- [Task objective]
Pictures stay out of the copy; set down each line of the listing below exactly.

(Dataset records)
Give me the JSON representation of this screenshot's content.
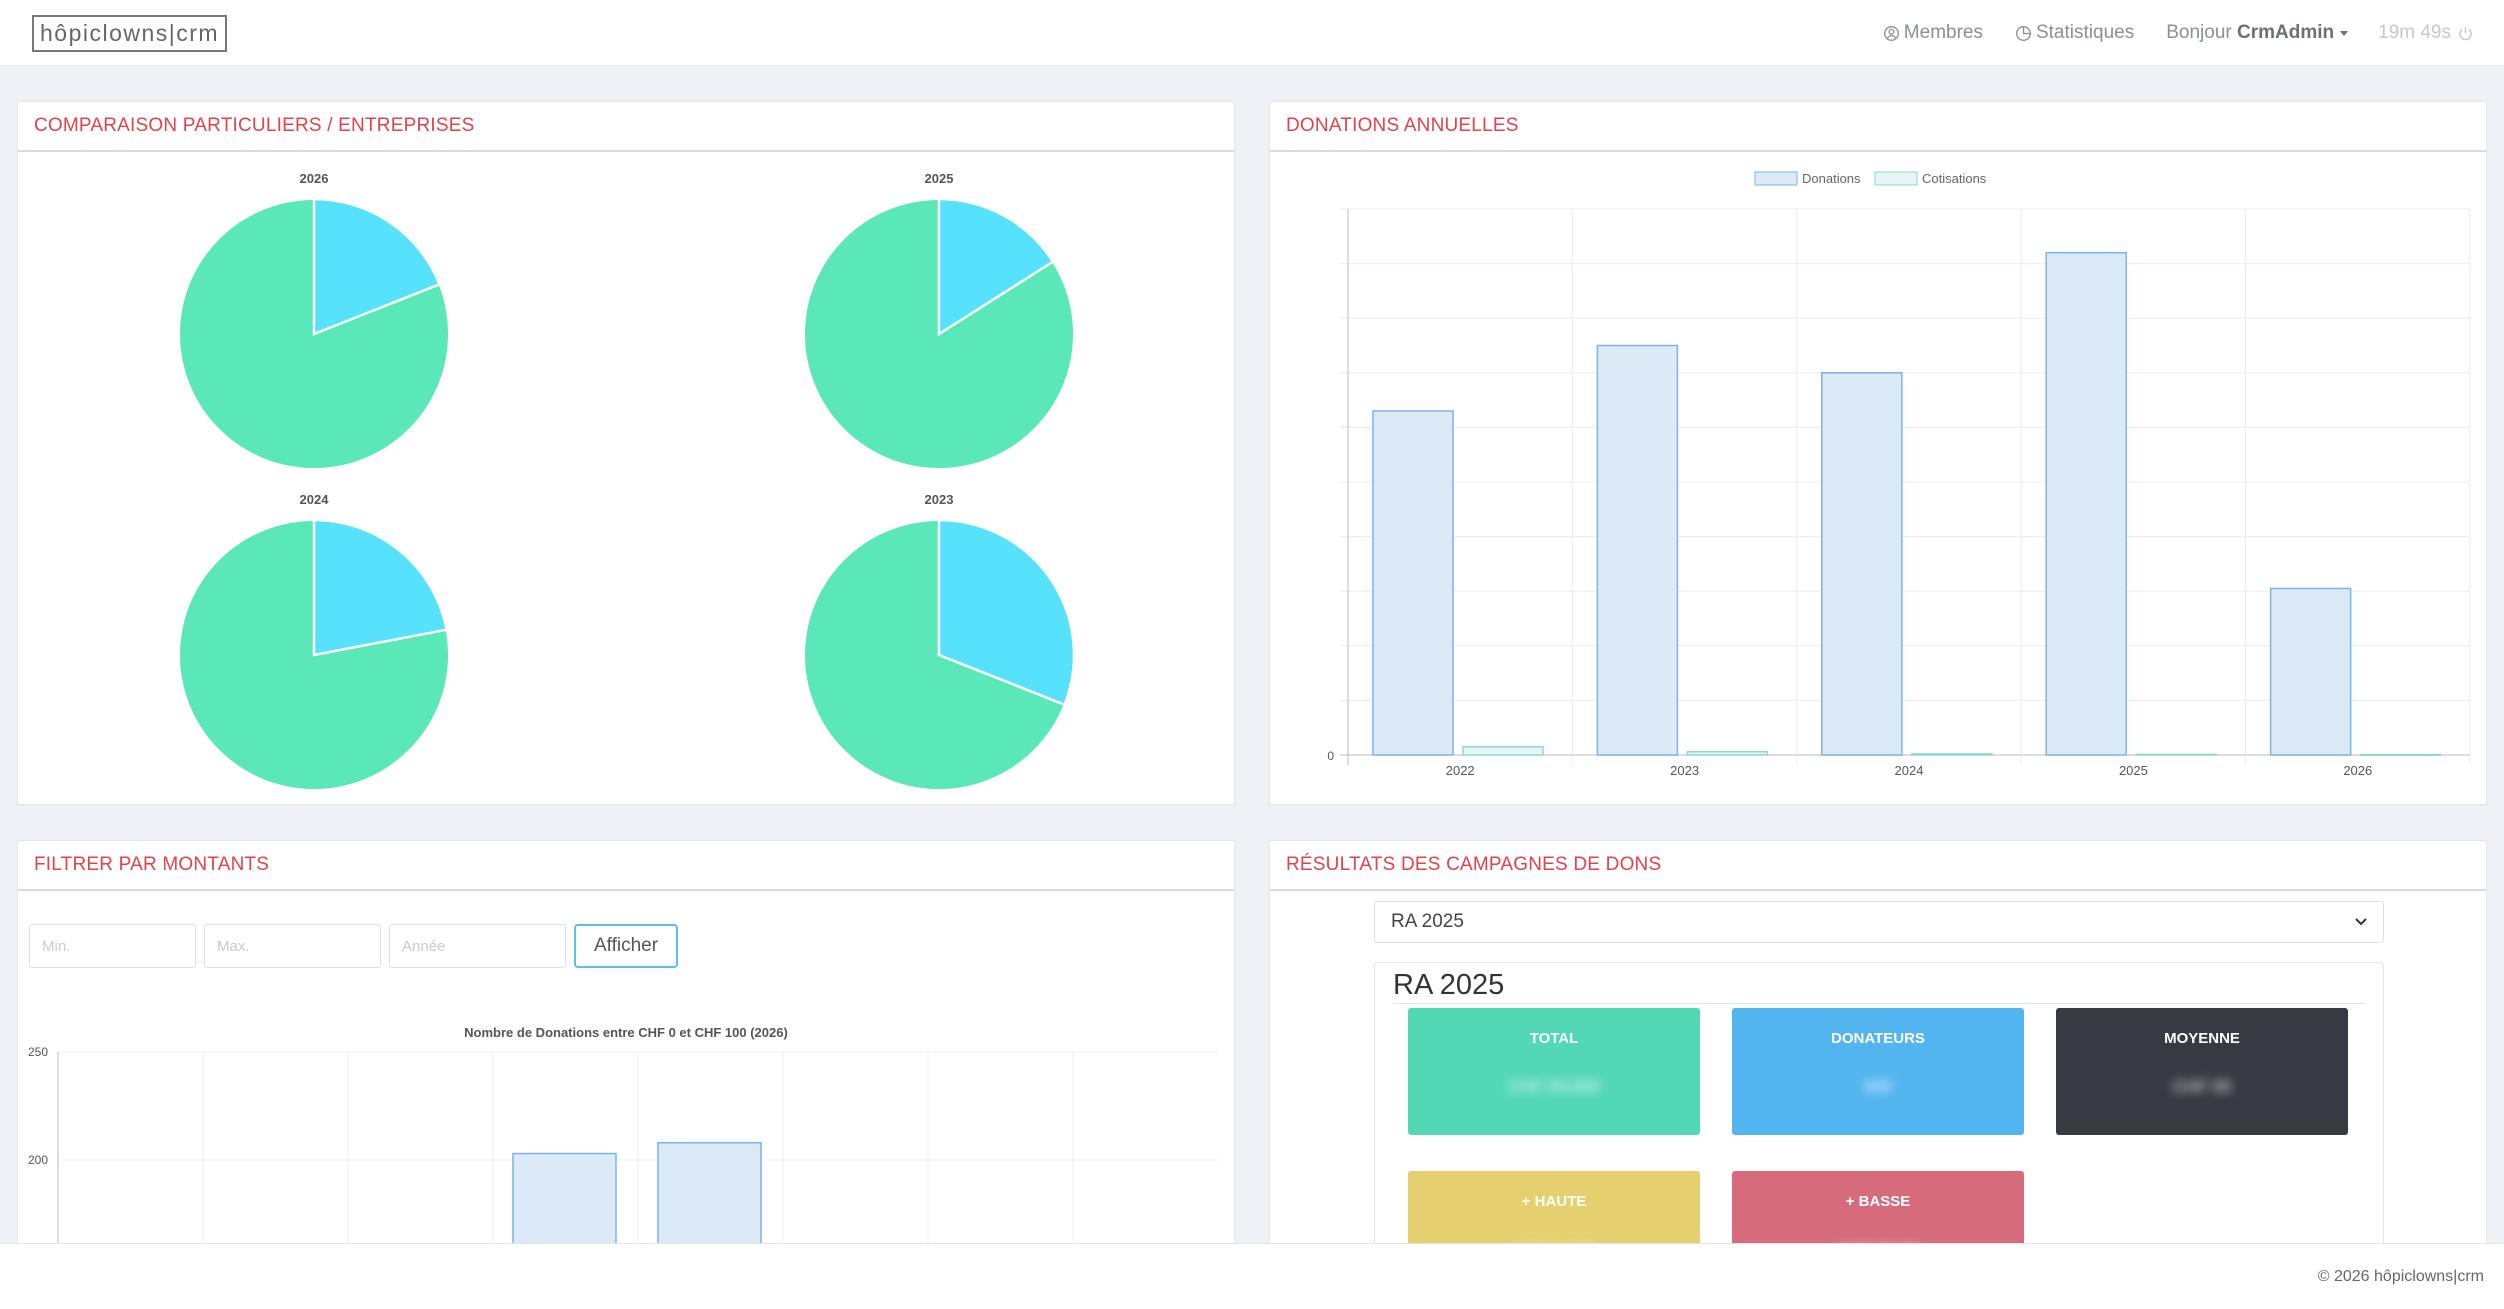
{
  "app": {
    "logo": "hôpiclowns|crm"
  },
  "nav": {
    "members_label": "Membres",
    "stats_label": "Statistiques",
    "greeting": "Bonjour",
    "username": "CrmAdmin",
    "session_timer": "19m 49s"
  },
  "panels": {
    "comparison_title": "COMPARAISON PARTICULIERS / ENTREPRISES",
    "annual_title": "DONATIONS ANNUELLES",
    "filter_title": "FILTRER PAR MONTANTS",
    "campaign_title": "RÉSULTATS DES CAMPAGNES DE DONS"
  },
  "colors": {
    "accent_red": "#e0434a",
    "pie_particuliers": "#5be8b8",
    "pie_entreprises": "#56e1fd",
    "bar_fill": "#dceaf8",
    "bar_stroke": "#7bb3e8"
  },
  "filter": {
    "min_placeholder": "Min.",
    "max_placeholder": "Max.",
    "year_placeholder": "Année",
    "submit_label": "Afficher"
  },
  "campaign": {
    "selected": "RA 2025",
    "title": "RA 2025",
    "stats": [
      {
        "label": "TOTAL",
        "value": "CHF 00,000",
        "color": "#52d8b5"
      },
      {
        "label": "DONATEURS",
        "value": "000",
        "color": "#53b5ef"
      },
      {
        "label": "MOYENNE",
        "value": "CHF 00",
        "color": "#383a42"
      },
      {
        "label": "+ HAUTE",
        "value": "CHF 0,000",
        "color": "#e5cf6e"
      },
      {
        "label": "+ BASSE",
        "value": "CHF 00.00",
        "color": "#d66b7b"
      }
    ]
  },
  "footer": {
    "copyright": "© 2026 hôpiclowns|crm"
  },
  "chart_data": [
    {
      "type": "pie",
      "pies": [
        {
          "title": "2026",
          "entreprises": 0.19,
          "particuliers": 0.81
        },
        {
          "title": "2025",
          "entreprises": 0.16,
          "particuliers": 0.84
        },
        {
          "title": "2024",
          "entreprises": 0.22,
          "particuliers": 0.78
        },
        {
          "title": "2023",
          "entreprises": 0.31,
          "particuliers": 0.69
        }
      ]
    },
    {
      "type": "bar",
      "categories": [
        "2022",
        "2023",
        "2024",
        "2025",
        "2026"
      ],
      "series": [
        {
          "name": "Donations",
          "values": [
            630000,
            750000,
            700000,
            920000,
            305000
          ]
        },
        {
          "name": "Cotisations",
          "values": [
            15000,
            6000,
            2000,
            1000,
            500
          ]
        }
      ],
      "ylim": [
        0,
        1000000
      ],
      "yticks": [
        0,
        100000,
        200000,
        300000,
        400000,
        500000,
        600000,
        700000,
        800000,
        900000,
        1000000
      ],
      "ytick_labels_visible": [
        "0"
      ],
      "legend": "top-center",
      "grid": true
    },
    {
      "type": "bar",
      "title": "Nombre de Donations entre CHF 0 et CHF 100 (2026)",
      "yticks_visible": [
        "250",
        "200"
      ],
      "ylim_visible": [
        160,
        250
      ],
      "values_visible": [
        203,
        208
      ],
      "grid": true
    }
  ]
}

- [Exercise response]
Give me the JSON representation of this screenshot's content.
{
  "app": {
    "logo": "hôpiclowns|crm"
  },
  "nav": {
    "members_label": "Membres",
    "stats_label": "Statistiques",
    "greeting": "Bonjour",
    "username": "CrmAdmin",
    "session_timer": "19m 49s"
  },
  "panels": {
    "comparison_title": "COMPARAISON PARTICULIERS / ENTREPRISES",
    "annual_title": "DONATIONS ANNUELLES",
    "filter_title": "FILTRER PAR MONTANTS",
    "campaign_title": "RÉSULTATS DES CAMPAGNES DE DONS"
  },
  "colors": {
    "accent_red": "#e0434a",
    "pie_particuliers": "#5be8b8",
    "pie_entreprises": "#56e1fd",
    "bar_fill": "#dceaf8",
    "bar_stroke": "#7bb3e8"
  },
  "filter": {
    "min_placeholder": "Min.",
    "max_placeholder": "Max.",
    "year_placeholder": "Année",
    "submit_label": "Afficher"
  },
  "campaign": {
    "selected": "RA 2025",
    "title": "RA 2025",
    "stats": [
      {
        "label": "TOTAL",
        "value": "CHF 00,000",
        "color": "#52d8b5"
      },
      {
        "label": "DONATEURS",
        "value": "000",
        "color": "#53b5ef"
      },
      {
        "label": "MOYENNE",
        "value": "CHF 00",
        "color": "#383a42"
      },
      {
        "label": "+ HAUTE",
        "value": "CHF 0,000",
        "color": "#e5cf6e"
      },
      {
        "label": "+ BASSE",
        "value": "CHF 00.00",
        "color": "#d66b7b"
      }
    ]
  },
  "footer": {
    "copyright": "© 2026 hôpiclowns|crm"
  },
  "chart_data": [
    {
      "type": "pie",
      "pies": [
        {
          "title": "2026",
          "entreprises": 0.19,
          "particuliers": 0.81
        },
        {
          "title": "2025",
          "entreprises": 0.16,
          "particuliers": 0.84
        },
        {
          "title": "2024",
          "entreprises": 0.22,
          "particuliers": 0.78
        },
        {
          "title": "2023",
          "entreprises": 0.31,
          "particuliers": 0.69
        }
      ]
    },
    {
      "type": "bar",
      "categories": [
        "2022",
        "2023",
        "2024",
        "2025",
        "2026"
      ],
      "series": [
        {
          "name": "Donations",
          "values": [
            630000,
            750000,
            700000,
            920000,
            305000
          ]
        },
        {
          "name": "Cotisations",
          "values": [
            15000,
            6000,
            2000,
            1000,
            500
          ]
        }
      ],
      "ylim": [
        0,
        1000000
      ],
      "yticks": [
        0,
        100000,
        200000,
        300000,
        400000,
        500000,
        600000,
        700000,
        800000,
        900000,
        1000000
      ],
      "ytick_labels_visible": [
        "0"
      ],
      "legend": "top-center",
      "grid": true
    },
    {
      "type": "bar",
      "title": "Nombre de Donations entre CHF 0 et CHF 100 (2026)",
      "yticks_visible": [
        "250",
        "200"
      ],
      "ylim_visible": [
        160,
        250
      ],
      "values_visible": [
        203,
        208
      ],
      "grid": true
    }
  ]
}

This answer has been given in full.